▶ _EXERCISE GOAL_
Search the data for the word "Read" and copy every line that contains it.
=== PROVIDED RECORDS ===
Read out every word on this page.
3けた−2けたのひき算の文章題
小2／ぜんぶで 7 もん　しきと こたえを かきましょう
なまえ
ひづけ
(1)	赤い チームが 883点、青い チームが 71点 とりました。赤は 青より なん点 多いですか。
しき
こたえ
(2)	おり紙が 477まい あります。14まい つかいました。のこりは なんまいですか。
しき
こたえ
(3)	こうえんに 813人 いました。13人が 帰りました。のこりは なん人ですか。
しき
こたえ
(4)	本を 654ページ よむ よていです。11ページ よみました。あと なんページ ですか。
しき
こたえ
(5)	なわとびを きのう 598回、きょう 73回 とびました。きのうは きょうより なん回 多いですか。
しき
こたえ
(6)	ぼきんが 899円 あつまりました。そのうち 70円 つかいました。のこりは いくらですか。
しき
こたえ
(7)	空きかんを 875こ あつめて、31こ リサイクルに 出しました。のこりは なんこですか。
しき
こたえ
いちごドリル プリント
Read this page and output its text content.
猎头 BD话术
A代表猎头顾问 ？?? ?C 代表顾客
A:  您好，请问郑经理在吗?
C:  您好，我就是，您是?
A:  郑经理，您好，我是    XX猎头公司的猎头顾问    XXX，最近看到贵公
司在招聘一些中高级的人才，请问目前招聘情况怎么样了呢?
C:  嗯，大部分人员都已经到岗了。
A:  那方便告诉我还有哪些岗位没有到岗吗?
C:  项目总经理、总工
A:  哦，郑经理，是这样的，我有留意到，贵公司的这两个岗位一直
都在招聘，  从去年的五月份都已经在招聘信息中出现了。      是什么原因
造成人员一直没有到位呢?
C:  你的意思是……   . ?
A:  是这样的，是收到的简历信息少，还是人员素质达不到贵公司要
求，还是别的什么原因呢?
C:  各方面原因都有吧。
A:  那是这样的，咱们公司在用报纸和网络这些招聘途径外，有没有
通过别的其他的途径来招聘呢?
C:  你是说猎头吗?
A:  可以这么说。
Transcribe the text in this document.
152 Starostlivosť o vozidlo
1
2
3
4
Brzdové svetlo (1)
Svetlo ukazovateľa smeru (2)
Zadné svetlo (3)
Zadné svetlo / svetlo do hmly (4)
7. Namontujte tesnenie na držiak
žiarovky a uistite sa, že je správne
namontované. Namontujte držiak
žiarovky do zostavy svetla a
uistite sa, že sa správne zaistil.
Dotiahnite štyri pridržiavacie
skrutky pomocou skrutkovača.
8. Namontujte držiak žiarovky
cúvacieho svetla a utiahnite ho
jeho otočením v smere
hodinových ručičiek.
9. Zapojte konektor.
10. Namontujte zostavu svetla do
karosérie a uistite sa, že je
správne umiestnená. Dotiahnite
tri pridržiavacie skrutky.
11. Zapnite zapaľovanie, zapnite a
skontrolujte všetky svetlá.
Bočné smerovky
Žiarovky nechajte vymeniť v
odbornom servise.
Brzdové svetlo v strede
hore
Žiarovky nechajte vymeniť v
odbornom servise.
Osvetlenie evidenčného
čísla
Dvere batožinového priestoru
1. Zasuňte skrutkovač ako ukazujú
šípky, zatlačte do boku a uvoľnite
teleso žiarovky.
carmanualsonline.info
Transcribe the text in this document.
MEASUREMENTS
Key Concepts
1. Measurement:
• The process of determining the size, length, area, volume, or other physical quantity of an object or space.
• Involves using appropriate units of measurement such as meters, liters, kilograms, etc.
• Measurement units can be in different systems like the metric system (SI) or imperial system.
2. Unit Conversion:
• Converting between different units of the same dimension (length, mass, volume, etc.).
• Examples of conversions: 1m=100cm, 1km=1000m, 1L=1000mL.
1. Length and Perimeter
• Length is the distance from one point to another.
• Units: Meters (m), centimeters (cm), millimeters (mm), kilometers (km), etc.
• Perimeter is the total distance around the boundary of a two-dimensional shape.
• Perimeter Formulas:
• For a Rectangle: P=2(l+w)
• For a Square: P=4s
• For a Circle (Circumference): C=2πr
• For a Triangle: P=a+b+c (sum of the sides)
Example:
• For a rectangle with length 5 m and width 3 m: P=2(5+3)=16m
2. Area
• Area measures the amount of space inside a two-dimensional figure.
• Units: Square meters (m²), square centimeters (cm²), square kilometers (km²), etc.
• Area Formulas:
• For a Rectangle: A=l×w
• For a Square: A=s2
===
▶ _RESULT OF THE TASK_
Read out every word on this page.
Read this page and output its text content.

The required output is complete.